==== Textauszug

Mit dem Reformpaket vom 19.06.2003 wurde die allgemeine Strafminderungsmöglichkeit nach Art. 462 für Verbrechen, die zum Schutz der Familienehren begangen wurden, abgeschafft. Die auf "äußerste Provokation" als Strafminderungsmöglichkeit abzielende Vorschrift des Art. 51 tStGB hat noch Bestand, soll aber im Zuge einer umfassenden Strafrechtsreform noch in diesem Jahr abgeschafft werden. Der von der Regierung vorgelegte Reformentwurf soll noch überarbeitet werden, da einige Regelungen auf deutlichen Protest stießen: Entgegen des Gleichbehandlungsgrundsatzes sollen Verbrechen gegen Frauen nicht allein als Verbrechen, sondern auch unter dem Aspekt der Moral und Familienehre behandelt werden. So soll z.B. ein Vergewaltiger straffrei ausgehen, wenn er danach sein Opfer heiratet. Auch wird bei der Strafverfolgung und der Strafandrohung danach differenziert, ob das Opfer Jungfrau war oder nicht. Inzest, sexuelle Belästigung und Vergewaltigung in der Ehe finden bislang im Entwurf keine Berücksichtigung."

5

Weiter gehende oder andere Erkenntnisse enthalten auch nicht die von der Klägerin im Zulassungsverfahren zitierten Berichte in amnesty international-Journal vom Juni 2004 und "Rheinischer Merkur" vom 30.09.2004. Der Senat sieht deshalb grundsätzlichen Klärungsbedarf weder in tatsächlicher noch in rechtlicher Hinsicht.

========

Aufgabenstellung 1. Durch welches Reformpaket wurde laut dem Textauszug zur Strafrechtsreform die allgemeine Strafminderungsmöglichkeit nach Art. 462 abgeschafft?
Aufgabenstellung 2. Schreiben Sie den Textauszug zur Strafrechtsreform im Anschluss an seinen letzten Satz weiter.

==== Extrahierte Auflistung

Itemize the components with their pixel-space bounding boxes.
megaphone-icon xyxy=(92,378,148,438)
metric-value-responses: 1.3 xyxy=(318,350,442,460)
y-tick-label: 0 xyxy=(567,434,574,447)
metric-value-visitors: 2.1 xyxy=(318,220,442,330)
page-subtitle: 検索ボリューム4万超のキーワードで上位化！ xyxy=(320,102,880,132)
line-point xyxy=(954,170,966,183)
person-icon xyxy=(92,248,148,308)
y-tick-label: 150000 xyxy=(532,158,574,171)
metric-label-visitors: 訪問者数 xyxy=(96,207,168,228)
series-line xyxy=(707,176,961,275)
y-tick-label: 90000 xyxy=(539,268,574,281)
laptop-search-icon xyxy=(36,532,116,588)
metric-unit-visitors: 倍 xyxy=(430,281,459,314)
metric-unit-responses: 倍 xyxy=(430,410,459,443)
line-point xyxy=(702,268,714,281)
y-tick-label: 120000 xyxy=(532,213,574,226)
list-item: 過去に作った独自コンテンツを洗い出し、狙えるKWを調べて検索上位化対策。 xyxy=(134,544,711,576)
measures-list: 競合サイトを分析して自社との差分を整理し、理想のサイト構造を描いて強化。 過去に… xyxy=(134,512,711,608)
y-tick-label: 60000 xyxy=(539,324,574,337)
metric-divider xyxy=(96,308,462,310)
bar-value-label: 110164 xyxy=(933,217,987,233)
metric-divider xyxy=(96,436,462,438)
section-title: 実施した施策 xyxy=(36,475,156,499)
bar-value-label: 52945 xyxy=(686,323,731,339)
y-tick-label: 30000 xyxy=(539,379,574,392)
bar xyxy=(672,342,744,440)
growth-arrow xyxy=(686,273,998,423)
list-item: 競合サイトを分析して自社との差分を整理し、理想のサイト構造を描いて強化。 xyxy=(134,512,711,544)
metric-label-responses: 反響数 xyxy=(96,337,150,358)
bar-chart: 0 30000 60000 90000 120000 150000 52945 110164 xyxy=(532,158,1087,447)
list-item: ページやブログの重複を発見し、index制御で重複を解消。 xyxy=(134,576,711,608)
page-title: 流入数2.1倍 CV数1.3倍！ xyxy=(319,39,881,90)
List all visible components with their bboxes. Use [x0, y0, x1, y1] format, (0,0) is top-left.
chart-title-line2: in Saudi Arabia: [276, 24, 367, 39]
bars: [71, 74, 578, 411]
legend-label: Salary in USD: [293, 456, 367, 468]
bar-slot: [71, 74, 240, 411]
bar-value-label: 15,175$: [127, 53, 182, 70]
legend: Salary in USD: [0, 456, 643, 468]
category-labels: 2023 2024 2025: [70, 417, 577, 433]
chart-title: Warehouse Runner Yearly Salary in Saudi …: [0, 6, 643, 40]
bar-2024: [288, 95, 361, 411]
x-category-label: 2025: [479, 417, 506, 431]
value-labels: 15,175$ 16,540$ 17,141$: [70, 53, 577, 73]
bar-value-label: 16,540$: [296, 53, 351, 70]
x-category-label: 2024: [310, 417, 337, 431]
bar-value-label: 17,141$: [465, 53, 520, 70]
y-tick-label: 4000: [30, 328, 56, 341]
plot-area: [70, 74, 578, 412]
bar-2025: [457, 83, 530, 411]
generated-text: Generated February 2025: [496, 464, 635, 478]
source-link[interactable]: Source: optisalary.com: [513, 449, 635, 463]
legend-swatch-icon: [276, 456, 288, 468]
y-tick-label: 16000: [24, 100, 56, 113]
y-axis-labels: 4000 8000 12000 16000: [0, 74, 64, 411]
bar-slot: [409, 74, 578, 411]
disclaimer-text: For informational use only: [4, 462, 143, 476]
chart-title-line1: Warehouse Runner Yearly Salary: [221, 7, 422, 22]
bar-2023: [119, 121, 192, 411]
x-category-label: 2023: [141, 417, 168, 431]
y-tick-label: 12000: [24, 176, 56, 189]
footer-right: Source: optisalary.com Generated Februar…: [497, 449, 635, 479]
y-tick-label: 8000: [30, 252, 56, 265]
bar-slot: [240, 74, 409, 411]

========

Erwartete Antwort 1. Durch das Reformpaket vom 19.06.2003.

Erwartete Antwort 2.
6

Ob die Einschätzung des Verwaltungsgerichts, dass eine im Sinne des § 53 Abs. 6 Satz 1 AuslG erhebliche konkrete Gefahr, das Opfer einer Ehrentötung in der Westtürkei zu werden, nicht bestehe, weil davon auszugehen sei, dass die betreffenden Strafrechtsänderungen konsequent beachtet würden und eine entsprechende abschreckende Wirkung hätten, und dass es nicht beachtlich wahrscheinlich sei, dass die in Betracht kommenden Familienangehörigen der Klägerin in Erfahrung bringen könnten, wo sie sich in den großen Metropolen der Westtürkei aufhalte, zutreffend ist, was die Klägerin bestreitet, ist eine Frage des Einzelfalls und deshalb keiner grundsätzlichen Klärung zugänglich.

7

Die Kostenentscheidung beruht auf §§ 154 Abs. 2 VwGO, 83 b AsylVfG.

8

Dieser Beschluss ist unanfechtbar.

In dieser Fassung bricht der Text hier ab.